◆ **Stored rows**:
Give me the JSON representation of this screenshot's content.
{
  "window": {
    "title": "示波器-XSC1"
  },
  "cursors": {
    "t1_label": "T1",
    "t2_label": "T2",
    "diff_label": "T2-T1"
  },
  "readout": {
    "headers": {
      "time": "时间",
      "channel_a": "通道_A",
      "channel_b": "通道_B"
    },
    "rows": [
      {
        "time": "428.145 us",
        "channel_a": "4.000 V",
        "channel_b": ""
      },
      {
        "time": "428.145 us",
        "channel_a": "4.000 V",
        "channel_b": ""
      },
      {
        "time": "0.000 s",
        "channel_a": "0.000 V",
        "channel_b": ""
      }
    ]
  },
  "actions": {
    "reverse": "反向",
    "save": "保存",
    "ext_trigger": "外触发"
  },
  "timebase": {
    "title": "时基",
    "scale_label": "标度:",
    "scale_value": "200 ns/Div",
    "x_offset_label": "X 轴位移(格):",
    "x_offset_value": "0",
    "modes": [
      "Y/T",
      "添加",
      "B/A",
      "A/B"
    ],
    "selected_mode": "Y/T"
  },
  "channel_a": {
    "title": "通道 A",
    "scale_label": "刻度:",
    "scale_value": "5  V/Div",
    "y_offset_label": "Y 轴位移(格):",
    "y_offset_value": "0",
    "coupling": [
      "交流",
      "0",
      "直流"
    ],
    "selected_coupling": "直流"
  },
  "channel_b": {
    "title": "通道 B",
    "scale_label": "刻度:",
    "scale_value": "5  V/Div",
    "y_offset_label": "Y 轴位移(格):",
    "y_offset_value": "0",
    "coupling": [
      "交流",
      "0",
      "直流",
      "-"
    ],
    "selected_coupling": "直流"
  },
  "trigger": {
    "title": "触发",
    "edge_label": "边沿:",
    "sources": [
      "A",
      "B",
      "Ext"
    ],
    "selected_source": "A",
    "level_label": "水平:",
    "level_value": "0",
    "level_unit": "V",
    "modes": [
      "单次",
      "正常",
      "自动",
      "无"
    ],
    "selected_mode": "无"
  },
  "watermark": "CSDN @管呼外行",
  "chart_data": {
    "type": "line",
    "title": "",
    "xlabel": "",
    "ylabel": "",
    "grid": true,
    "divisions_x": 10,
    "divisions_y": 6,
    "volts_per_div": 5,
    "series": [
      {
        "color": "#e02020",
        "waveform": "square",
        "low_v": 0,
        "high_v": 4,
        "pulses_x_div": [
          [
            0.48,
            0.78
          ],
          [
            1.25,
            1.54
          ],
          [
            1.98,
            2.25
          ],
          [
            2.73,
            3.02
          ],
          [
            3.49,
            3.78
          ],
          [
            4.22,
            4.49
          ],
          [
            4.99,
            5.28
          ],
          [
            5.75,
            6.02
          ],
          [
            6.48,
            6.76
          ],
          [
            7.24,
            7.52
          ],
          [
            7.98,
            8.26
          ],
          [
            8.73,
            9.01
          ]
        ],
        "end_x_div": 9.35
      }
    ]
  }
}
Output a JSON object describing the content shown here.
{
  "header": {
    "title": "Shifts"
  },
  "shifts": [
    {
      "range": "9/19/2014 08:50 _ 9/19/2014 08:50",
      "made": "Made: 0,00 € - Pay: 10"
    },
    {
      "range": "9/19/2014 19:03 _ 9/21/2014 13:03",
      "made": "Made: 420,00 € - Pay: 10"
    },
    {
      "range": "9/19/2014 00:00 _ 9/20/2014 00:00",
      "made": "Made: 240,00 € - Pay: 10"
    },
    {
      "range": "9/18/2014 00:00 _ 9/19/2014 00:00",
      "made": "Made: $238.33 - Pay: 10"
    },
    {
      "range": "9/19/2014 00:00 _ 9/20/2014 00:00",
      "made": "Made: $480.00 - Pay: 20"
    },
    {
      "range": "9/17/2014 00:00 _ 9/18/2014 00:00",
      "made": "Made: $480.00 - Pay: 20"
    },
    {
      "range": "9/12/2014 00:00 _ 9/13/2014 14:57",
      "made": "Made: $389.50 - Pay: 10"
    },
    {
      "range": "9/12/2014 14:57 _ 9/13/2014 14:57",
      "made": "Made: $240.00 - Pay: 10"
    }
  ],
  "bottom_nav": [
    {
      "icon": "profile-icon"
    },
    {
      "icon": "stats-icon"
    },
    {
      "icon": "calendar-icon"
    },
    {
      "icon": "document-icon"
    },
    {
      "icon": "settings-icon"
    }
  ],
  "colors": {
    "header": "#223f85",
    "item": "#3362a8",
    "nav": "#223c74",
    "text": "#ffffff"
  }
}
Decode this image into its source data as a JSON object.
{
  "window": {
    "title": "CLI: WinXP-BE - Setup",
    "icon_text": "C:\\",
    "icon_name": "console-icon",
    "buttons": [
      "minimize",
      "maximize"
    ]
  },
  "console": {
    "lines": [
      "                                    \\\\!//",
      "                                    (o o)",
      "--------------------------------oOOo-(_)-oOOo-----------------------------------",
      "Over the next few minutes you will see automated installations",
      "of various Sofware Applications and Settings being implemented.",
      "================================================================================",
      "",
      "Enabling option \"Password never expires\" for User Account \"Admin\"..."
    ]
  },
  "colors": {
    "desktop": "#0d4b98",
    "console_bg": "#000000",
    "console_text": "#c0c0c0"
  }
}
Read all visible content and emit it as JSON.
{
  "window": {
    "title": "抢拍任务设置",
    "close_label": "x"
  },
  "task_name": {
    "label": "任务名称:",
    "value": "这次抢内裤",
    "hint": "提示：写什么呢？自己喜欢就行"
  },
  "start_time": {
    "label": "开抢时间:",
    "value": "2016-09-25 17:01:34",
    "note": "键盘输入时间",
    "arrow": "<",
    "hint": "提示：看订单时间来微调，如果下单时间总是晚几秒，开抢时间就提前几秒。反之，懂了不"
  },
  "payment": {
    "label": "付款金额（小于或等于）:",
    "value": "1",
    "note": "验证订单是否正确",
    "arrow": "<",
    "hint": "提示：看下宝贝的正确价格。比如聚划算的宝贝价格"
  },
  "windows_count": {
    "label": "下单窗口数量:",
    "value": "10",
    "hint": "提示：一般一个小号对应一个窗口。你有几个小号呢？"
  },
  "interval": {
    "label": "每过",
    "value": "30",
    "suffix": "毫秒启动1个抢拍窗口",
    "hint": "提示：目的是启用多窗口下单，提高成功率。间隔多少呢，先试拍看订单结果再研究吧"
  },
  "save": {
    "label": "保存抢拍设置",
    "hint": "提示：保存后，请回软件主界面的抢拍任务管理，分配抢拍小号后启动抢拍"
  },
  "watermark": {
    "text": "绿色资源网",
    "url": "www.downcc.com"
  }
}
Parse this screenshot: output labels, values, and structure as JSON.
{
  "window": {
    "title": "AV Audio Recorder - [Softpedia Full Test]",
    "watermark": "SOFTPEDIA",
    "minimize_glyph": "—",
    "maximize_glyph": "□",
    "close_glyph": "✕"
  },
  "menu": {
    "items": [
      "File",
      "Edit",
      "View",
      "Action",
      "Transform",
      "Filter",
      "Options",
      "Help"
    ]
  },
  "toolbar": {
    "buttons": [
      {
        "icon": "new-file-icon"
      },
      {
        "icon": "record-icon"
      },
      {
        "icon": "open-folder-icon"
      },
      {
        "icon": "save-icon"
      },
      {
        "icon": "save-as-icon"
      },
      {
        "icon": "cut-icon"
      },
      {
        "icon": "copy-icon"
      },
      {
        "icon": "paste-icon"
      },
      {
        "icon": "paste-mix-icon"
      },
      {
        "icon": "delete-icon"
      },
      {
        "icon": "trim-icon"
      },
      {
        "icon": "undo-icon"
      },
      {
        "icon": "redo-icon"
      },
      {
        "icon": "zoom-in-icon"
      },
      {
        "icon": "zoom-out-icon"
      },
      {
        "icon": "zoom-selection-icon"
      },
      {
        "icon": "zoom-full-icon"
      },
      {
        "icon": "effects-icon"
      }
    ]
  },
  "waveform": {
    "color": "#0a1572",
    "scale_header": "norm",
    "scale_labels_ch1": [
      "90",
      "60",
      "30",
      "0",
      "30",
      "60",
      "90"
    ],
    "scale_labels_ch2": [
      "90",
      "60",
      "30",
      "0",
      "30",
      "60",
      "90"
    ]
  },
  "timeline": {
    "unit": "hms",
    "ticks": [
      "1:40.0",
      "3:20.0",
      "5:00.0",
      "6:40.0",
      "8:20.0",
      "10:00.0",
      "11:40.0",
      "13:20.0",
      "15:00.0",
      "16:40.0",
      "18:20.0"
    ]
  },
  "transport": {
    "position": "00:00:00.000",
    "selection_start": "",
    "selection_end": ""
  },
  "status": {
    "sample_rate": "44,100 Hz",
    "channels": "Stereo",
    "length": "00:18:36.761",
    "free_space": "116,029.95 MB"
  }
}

◆ **Given problem**: Examine the records and report how many lines contain the string "title". Only the number should be given.

◆ **Response to this exercise**: 10